====== Given entries

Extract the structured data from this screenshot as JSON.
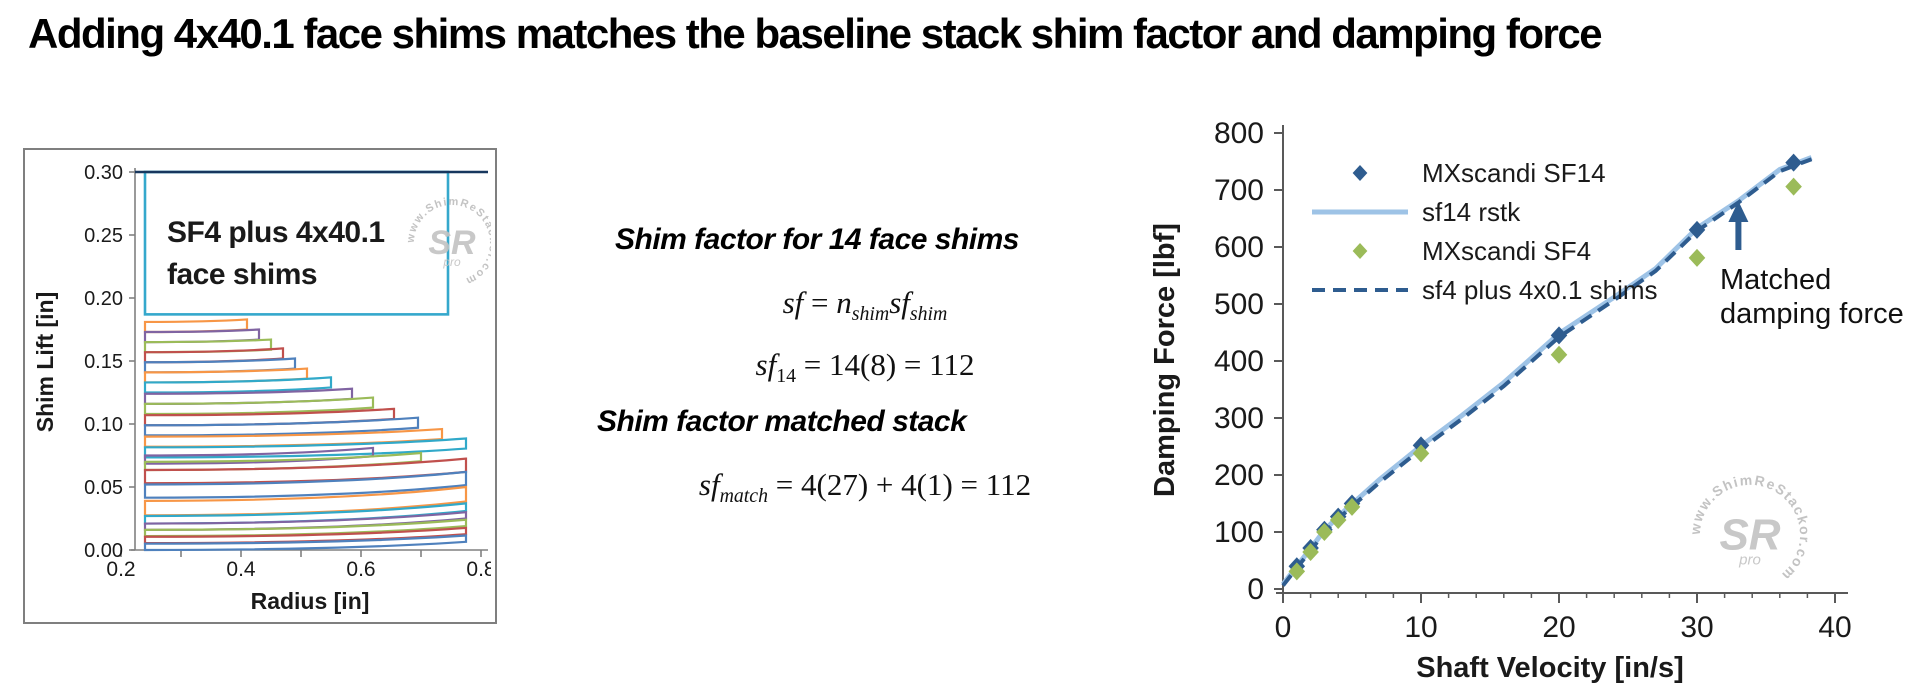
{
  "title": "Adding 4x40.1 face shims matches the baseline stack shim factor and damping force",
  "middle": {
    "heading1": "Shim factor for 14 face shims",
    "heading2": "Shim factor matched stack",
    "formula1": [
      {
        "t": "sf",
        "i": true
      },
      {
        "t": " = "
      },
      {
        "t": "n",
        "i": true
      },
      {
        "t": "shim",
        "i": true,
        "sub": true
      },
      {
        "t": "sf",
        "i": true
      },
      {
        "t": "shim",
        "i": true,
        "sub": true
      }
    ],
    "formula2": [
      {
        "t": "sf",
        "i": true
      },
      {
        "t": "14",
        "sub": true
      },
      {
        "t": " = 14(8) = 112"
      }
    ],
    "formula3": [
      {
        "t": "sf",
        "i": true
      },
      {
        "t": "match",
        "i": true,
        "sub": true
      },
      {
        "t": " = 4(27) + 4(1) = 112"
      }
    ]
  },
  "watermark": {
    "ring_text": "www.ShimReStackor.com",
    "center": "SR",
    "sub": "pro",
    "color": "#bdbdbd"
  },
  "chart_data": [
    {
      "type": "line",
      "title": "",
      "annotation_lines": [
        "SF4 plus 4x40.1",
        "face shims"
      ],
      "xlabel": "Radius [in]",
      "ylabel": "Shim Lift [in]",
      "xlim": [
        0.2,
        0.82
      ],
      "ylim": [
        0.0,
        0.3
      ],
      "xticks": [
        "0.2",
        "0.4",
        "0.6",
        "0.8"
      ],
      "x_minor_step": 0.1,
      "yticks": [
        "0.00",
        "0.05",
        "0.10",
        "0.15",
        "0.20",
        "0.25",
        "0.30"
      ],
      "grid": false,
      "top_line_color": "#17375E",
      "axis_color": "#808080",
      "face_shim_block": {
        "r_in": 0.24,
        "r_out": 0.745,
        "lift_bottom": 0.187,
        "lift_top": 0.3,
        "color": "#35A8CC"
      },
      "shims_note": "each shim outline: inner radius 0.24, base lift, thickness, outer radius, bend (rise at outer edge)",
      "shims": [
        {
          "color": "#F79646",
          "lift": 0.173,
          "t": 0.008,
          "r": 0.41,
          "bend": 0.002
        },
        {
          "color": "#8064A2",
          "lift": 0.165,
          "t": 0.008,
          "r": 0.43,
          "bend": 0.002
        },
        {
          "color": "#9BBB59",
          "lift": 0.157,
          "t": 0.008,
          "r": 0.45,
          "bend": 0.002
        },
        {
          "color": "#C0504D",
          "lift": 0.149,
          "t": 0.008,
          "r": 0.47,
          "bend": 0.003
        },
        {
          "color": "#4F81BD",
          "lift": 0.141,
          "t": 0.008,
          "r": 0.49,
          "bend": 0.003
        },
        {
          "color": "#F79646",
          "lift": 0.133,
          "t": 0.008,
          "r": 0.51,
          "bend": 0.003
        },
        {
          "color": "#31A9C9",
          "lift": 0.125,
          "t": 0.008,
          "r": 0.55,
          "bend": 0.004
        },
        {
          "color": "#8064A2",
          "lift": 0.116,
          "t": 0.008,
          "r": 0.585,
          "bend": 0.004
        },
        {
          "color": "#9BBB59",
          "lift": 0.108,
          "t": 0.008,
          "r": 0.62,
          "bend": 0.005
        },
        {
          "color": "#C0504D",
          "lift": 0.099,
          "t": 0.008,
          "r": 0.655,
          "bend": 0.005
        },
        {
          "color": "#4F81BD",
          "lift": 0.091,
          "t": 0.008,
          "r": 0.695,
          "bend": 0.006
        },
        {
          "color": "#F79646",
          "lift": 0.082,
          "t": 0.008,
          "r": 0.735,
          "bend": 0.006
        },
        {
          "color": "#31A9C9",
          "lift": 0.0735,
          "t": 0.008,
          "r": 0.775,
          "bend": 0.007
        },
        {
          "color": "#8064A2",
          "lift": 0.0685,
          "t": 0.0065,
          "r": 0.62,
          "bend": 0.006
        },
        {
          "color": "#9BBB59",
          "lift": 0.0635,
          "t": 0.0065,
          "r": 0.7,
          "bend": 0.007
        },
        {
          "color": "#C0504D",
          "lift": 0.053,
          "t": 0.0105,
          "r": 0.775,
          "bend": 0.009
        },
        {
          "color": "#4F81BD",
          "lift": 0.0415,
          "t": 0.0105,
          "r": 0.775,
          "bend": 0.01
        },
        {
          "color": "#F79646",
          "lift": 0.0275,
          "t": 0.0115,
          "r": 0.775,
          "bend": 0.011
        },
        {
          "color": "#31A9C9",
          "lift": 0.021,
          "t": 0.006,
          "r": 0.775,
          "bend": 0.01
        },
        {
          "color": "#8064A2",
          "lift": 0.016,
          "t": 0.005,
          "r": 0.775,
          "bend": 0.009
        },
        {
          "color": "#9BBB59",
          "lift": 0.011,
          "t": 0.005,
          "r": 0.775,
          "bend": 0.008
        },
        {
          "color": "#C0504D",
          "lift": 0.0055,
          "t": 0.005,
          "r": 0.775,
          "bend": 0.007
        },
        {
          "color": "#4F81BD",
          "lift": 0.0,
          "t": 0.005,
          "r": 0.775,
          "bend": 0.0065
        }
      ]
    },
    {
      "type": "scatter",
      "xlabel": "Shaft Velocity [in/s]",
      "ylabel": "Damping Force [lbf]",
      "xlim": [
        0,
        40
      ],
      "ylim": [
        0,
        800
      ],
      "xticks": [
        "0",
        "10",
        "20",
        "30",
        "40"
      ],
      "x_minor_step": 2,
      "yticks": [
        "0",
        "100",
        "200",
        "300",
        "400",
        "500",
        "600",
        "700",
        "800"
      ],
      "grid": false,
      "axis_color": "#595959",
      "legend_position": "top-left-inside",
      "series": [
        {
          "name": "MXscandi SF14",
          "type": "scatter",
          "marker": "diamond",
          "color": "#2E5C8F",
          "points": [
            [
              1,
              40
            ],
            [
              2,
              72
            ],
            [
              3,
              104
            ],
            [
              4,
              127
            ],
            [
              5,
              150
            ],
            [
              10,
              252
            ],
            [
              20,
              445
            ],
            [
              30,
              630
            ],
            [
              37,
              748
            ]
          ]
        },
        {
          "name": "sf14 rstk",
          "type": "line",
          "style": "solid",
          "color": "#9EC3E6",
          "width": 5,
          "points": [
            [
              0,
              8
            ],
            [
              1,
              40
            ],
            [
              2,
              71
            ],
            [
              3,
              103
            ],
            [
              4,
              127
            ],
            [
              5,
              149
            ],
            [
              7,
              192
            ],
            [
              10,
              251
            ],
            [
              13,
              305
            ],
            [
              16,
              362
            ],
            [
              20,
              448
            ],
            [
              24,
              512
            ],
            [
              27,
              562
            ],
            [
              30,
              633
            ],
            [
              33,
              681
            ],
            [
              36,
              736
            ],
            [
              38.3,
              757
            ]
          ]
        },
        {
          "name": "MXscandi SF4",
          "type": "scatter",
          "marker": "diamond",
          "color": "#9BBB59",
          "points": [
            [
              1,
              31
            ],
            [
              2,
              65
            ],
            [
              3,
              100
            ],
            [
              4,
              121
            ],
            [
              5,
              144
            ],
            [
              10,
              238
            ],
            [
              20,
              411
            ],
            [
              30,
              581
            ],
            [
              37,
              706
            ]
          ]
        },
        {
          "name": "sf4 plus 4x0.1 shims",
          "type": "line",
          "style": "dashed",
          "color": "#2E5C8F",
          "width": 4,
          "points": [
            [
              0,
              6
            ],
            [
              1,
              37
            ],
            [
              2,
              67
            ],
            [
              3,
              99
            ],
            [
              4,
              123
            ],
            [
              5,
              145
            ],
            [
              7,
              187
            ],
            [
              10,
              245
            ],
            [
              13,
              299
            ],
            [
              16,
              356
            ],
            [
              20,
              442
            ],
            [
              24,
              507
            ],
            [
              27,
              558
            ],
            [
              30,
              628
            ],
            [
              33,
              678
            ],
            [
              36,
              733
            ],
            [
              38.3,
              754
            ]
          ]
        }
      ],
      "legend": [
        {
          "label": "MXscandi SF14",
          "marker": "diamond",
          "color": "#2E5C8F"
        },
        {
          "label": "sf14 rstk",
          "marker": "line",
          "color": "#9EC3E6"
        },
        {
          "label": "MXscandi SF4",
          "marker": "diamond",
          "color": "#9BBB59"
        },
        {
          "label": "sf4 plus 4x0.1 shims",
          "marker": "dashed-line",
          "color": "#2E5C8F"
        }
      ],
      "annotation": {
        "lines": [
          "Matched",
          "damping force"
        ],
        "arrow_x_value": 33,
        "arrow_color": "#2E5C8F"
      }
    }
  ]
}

============
====== Given entries

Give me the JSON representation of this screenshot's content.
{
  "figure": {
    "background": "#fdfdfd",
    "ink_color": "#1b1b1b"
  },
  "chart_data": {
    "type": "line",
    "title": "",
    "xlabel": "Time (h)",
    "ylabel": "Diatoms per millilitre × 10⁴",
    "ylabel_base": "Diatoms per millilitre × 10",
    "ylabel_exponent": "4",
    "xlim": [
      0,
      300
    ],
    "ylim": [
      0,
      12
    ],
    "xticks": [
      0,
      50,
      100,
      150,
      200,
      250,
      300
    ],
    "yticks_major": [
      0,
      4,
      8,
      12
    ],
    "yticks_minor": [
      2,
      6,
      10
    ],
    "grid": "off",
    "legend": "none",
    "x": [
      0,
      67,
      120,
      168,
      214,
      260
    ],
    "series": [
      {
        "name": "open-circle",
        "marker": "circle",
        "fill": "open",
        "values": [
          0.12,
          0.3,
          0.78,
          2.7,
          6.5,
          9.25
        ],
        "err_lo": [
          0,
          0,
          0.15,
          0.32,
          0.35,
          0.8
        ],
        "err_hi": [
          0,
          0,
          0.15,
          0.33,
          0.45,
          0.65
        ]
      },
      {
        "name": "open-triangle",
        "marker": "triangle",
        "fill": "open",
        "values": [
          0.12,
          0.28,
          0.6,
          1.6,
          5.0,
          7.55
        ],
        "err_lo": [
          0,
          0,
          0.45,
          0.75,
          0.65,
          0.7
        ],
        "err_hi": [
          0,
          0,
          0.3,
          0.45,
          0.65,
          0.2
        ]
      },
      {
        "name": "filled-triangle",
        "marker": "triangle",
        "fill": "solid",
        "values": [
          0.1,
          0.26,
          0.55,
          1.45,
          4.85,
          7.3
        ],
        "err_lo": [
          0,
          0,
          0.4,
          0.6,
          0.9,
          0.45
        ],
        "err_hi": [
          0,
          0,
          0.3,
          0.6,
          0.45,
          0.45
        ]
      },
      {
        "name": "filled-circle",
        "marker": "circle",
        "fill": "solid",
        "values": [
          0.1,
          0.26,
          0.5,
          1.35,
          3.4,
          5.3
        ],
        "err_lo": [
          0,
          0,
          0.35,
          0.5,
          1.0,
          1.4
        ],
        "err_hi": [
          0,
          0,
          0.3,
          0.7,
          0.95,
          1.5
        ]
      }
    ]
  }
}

============
====== Given entries

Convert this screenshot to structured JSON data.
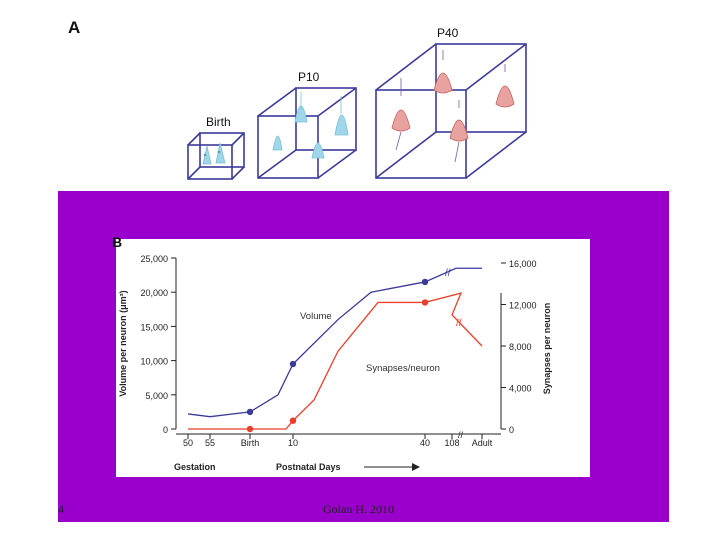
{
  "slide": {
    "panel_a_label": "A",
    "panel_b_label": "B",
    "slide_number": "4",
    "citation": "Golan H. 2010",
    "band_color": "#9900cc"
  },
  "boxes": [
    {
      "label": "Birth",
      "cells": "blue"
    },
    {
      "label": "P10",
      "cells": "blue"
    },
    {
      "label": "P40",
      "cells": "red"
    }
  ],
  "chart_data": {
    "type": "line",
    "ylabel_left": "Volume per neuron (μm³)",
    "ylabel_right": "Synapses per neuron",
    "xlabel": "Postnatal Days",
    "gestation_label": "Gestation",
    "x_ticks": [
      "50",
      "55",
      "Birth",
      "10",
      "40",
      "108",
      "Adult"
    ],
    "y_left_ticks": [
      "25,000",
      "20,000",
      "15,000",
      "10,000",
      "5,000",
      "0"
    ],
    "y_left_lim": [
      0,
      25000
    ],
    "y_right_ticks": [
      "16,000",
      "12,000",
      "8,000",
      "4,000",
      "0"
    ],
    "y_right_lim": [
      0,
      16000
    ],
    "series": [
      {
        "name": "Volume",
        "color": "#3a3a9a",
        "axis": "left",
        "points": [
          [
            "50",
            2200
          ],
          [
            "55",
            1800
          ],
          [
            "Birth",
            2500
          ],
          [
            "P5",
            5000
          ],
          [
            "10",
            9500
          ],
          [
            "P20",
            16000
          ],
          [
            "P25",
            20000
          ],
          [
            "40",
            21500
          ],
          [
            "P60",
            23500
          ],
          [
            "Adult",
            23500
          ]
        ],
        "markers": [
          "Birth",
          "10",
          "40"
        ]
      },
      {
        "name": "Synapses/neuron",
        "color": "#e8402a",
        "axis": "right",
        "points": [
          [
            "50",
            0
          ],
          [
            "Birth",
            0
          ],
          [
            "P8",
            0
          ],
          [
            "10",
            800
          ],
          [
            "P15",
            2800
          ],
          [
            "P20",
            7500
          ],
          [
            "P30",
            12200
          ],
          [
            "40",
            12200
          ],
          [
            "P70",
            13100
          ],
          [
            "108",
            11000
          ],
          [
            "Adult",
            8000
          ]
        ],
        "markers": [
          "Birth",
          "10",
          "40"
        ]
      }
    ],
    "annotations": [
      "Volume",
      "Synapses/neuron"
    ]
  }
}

============

- **Exercise requirements**: Give the number of lines where the string "MXscandi" occurs, without any further text.

- **Written response**: 4